= Texte =

On l’a vu, Hogwarts Legacy est déjà une production historique commercialement parlant. Le titre le plus ambitieux, et de loin, de l’univers de Harry Potter était très clairement le plus attendu et maintenant le plus populaire. Quelle a été la recette pour passer cette fois de simple jeu commercial à adaptation mythique? C’est ce que nous allons essayer d’examiner.
La première chose qu’il faut avoir à l’esprit, c’est que Hogwarts Legacy n’est pas un jeu Harry Potter. Le titre de la Warner sort sous le label Wizarding Worlds qui est plus large. Hogwarts Legacy vous fait incarner un élève de cinquième année à Poudlard, mais l’histoire a lieu autour de l’an 1900. Pas de Voldemort donc, et encore moins de Harry Potter qui ne sont pas nés! Le personnage principal est à créer par le joueur dans un menu de création aux possibilités correctes, et l’opposition se résume à des braconniers et des gobelins.

= Liste à consulter =
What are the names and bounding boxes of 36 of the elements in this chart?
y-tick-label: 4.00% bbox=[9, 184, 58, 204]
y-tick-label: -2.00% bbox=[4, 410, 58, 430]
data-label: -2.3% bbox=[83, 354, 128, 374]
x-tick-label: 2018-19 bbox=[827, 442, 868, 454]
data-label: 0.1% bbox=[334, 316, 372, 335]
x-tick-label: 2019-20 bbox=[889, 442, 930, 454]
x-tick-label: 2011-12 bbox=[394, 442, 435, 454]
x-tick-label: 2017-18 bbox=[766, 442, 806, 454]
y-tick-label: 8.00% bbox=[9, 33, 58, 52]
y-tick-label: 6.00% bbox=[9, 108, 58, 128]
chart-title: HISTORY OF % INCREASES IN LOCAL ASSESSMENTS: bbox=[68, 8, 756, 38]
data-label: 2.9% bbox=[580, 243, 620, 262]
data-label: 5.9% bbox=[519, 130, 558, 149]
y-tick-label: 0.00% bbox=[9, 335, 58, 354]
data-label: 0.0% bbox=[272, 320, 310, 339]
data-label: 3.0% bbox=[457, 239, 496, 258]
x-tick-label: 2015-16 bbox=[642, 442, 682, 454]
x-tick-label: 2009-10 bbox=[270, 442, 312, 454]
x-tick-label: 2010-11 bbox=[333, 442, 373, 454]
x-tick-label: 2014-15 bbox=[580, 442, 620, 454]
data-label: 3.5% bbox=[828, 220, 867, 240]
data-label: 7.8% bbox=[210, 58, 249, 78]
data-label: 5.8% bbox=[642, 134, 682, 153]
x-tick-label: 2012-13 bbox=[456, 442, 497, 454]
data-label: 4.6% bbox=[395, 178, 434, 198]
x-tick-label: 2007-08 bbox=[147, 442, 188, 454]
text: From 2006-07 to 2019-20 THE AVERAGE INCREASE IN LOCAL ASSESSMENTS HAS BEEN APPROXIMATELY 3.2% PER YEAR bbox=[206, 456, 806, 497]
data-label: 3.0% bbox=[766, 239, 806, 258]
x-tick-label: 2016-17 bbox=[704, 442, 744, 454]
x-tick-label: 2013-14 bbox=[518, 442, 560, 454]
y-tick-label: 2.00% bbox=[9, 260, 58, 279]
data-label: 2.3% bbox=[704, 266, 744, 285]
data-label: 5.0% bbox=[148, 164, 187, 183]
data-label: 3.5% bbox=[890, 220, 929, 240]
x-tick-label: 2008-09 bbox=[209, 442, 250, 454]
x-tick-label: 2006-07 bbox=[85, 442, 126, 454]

= Exercice 1 =
D'après le texte sur Hogwarts Legacy, vers quelle année se passe l'histoire du jeu ?
= Exercice 2 =
Combien de lignes de la liste contiennent la chaîne "LOCAL" ? Donnez seulement le nombre.
Le texte et la liste n'ont aucun lien entre eux.

= Réponse 1 =
Autour de l'an 1900.

= Réponse 2 =
2